• [Requirement]: Locate each line containing the string "name" and copy it out.

• [Data provided]:
-- BEGIN --

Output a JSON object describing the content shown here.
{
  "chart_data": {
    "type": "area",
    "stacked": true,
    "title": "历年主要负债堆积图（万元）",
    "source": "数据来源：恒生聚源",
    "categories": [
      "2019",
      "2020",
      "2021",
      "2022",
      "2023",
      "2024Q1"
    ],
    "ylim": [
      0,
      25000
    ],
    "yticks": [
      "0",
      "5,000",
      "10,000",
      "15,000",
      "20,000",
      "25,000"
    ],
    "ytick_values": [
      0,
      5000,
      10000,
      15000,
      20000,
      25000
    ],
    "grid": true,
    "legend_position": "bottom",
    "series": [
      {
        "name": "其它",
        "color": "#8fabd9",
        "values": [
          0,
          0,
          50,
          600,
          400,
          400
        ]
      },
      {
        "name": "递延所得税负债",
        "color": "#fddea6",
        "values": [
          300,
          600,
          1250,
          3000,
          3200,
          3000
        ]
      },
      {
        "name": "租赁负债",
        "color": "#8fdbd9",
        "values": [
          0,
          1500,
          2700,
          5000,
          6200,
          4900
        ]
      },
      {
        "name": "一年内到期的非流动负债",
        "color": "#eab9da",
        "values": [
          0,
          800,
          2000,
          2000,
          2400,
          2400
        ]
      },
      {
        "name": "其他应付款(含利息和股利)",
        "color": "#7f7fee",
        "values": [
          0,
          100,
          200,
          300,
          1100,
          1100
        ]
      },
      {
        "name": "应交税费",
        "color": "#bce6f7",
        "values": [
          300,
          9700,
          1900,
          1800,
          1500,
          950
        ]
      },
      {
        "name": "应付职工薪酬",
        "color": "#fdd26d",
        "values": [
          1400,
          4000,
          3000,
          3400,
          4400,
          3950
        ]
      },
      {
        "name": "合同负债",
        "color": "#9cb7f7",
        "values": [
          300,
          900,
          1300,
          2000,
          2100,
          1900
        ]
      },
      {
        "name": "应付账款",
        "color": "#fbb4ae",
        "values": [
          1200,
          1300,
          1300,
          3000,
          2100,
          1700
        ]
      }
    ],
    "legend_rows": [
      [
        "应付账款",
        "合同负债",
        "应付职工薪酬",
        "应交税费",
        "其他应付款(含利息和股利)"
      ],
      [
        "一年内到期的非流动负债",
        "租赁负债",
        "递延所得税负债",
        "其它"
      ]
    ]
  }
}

-- END --

• [Task response]:
        "name": "其它",
        "name": "递延所得税负债",
        "name": "租赁负债",
        "name": "一年内到期的非流动负债",
        "name": "其他应付款(含利息和股利)",
        "name": "应交税费",
        "name": "应付职工薪酬",
        "name": "合同负债",
        "name": "应付账款",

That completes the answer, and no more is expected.